Your instructions - All of the entries below are to be copied without any alteration.

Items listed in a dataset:
....

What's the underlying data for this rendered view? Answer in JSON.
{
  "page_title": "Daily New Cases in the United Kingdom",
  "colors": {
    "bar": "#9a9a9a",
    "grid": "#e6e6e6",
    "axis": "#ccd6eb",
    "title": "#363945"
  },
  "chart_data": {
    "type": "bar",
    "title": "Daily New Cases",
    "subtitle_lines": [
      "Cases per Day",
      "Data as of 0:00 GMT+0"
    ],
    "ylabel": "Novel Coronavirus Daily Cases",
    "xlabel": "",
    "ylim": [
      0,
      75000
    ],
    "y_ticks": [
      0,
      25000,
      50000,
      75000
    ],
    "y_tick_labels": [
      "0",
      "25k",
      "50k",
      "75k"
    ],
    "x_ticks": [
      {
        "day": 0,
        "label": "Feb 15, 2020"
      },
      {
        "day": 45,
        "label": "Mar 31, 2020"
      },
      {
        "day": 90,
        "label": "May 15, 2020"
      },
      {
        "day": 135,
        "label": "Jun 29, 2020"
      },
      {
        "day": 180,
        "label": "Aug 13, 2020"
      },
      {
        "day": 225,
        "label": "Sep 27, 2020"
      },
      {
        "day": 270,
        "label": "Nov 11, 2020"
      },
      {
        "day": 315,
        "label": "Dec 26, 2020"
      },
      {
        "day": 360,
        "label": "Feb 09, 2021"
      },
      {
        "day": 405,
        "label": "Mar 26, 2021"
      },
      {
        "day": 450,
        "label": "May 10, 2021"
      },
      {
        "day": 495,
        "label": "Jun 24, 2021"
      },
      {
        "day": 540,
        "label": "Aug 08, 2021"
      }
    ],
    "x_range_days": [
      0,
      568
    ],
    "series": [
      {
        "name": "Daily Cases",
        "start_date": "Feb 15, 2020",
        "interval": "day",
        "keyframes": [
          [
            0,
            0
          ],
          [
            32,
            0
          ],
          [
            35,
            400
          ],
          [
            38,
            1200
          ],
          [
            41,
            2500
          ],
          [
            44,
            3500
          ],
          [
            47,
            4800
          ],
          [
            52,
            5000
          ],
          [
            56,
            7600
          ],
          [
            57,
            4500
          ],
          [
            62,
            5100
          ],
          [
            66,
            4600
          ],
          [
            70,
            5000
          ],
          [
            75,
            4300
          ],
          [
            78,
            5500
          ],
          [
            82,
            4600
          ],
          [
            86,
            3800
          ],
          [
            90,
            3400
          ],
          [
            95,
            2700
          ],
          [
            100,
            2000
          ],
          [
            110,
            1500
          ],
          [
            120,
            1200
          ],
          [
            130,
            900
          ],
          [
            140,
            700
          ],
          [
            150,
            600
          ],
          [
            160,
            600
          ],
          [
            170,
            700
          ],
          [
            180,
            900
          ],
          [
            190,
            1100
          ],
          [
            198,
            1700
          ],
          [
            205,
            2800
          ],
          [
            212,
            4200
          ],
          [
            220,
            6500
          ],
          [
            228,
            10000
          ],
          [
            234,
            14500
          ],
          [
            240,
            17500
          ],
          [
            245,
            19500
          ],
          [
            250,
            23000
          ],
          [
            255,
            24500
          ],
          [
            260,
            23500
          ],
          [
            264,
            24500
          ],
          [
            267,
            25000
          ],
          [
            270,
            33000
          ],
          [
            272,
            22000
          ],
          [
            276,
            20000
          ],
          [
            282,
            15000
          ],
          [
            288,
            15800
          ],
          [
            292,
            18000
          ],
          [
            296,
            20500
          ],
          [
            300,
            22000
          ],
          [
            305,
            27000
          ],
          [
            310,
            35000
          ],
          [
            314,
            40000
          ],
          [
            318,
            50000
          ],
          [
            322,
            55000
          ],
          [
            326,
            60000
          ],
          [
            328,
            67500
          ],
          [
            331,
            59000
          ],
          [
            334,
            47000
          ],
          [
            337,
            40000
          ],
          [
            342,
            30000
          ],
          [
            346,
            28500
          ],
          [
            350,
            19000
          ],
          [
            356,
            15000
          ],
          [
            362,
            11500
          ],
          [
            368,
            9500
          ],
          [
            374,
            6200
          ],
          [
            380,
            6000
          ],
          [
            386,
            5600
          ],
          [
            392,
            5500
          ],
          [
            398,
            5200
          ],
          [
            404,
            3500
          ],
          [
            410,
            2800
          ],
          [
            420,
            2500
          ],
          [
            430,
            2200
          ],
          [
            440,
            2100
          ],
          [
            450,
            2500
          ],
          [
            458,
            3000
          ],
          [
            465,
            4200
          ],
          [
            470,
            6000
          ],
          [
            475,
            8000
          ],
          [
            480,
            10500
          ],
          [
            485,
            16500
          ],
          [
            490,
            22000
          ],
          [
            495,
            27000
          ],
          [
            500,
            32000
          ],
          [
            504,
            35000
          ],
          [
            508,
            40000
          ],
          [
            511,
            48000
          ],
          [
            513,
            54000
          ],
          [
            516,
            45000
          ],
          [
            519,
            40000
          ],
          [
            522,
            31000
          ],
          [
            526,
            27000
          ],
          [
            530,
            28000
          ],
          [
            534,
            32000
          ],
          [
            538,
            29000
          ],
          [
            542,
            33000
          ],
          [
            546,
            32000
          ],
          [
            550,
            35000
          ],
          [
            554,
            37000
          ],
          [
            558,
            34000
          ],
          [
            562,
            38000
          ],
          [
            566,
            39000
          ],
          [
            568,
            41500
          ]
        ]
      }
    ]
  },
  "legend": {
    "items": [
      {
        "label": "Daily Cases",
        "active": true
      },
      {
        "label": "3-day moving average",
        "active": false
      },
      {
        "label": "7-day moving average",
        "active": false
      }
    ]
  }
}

....

Answer to the problem -
What's the underlying data for this rendered view? Answer in JSON.
{
  "page_title": "Daily New Cases in the United Kingdom",
  "colors": {
    "bar": "#9a9a9a",
    "grid": "#e6e6e6",
    "axis": "#ccd6eb",
    "title": "#363945"
  },
  "chart_data": {
    "type": "bar",
    "title": "Daily New Cases",
    "subtitle_lines": [
      "Cases per Day",
      "Data as of 0:00 GMT+0"
    ],
    "ylabel": "Novel Coronavirus Daily Cases",
    "xlabel": "",
    "ylim": [
      0,
      75000
    ],
    "y_ticks": [
      0,
      25000,
      50000,
      75000
    ],
    "y_tick_labels": [
      "0",
      "25k",
      "50k",
      "75k"
    ],
    "x_ticks": [
      {
        "day": 0,
        "label": "Feb 15, 2020"
      },
      {
        "day": 45,
        "label": "Mar 31, 2020"
      },
      {
        "day": 90,
        "label": "May 15, 2020"
      },
      {
        "day": 135,
        "label": "Jun 29, 2020"
      },
      {
        "day": 180,
        "label": "Aug 13, 2020"
      },
      {
        "day": 225,
        "label": "Sep 27, 2020"
      },
      {
        "day": 270,
        "label": "Nov 11, 2020"
      },
      {
        "day": 315,
        "label": "Dec 26, 2020"
      },
      {
        "day": 360,
        "label": "Feb 09, 2021"
      },
      {
        "day": 405,
        "label": "Mar 26, 2021"
      },
      {
        "day": 450,
        "label": "May 10, 2021"
      },
      {
        "day": 495,
        "label": "Jun 24, 2021"
      },
      {
        "day": 540,
        "label": "Aug 08, 2021"
      }
    ],
    "x_range_days": [
      0,
      568
    ],
    "series": [
      {
        "name": "Daily Cases",
        "start_date": "Feb 15, 2020",
        "interval": "day",
        "keyframes": [
          [
            0,
            0
          ],
          [
            32,
            0
          ],
          [
            35,
            400
          ],
          [
            38,
            1200
          ],
          [
            41,
            2500
          ],
          [
            44,
            3500
          ],
          [
            47,
            4800
          ],
          [
            52,
            5000
          ],
          [
            56,
            7600
          ],
          [
            57,
            4500
          ],
          [
            62,
            5100
          ],
          [
            66,
            4600
          ],
          [
            70,
            5000
          ],
          [
            75,
            4300
          ],
          [
            78,
            5500
          ],
          [
            82,
            4600
          ],
          [
            86,
            3800
          ],
          [
            90,
            3400
          ],
          [
            95,
            2700
          ],
          [
            100,
            2000
          ],
          [
            110,
            1500
          ],
          [
            120,
            1200
          ],
          [
            130,
            900
          ],
          [
            140,
            700
          ],
          [
            150,
            600
          ],
          [
            160,
            600
          ],
          [
            170,
            700
          ],
          [
            180,
            900
          ],
          [
            190,
            1100
          ],
          [
            198,
            1700
          ],
          [
            205,
            2800
          ],
          [
            212,
            4200
          ],
          [
            220,
            6500
          ],
          [
            228,
            10000
          ],
          [
            234,
            14500
          ],
          [
            240,
            17500
          ],
          [
            245,
            19500
          ],
          [
            250,
            23000
          ],
          [
            255,
            24500
          ],
          [
            260,
            23500
          ],
          [
            264,
            24500
          ],
          [
            267,
            25000
          ],
          [
            270,
            33000
          ],
          [
            272,
            22000
          ],
          [
            276,
            20000
          ],
          [
            282,
            15000
          ],
          [
            288,
            15800
          ],
          [
            292,
            18000
          ],
          [
            296,
            20500
          ],
          [
            300,
            22000
          ],
          [
            305,
            27000
          ],
          [
            310,
            35000
          ],
          [
            314,
            40000
          ],
          [
            318,
            50000
          ],
          [
            322,
            55000
          ],
          [
            326,
            60000
          ],
          [
            328,
            67500
          ],
          [
            331,
            59000
          ],
          [
            334,
            47000
          ],
          [
            337,
            40000
          ],
          [
            342,
            30000
          ],
          [
            346,
            28500
          ],
          [
            350,
            19000
          ],
          [
            356,
            15000
          ],
          [
            362,
            11500
          ],
          [
            368,
            9500
          ],
          [
            374,
            6200
          ],
          [
            380,
            6000
          ],
          [
            386,
            5600
          ],
          [
            392,
            5500
          ],
          [
            398,
            5200
          ],
          [
            404,
            3500
          ],
          [
            410,
            2800
          ],
          [
            420,
            2500
          ],
          [
            430,
            2200
          ],
          [
            440,
            2100
          ],
          [
            450,
            2500
          ],
          [
            458,
            3000
          ],
          [
            465,
            4200
          ],
          [
            470,
            6000
          ],
          [
            475,
            8000
          ],
          [
            480,
            10500
          ],
          [
            485,
            16500
          ],
          [
            490,
            22000
          ],
          [
            495,
            27000
          ],
          [
            500,
            32000
          ],
          [
            504,
            35000
          ],
          [
            508,
            40000
          ],
          [
            511,
            48000
          ],
          [
            513,
            54000
          ],
          [
            516,
            45000
          ],
          [
            519,
            40000
          ],
          [
            522,
            31000
          ],
          [
            526,
            27000
          ],
          [
            530,
            28000
          ],
          [
            534,
            32000
          ],
          [
            538,
            29000
          ],
          [
            542,
            33000
          ],
          [
            546,
            32000
          ],
          [
            550,
            35000
          ],
          [
            554,
            37000
          ],
          [
            558,
            34000
          ],
          [
            562,
            38000
          ],
          [
            566,
            39000
          ],
          [
            568,
            41500
          ]
        ]
      }
    ]
  },
  "legend": {
    "items": [
      {
        "label": "Daily Cases",
        "active": true
      },
      {
        "label": "3-day moving average",
        "active": false
      },
      {
        "label": "7-day moving average",
        "active": false
      }
    ]
  }
}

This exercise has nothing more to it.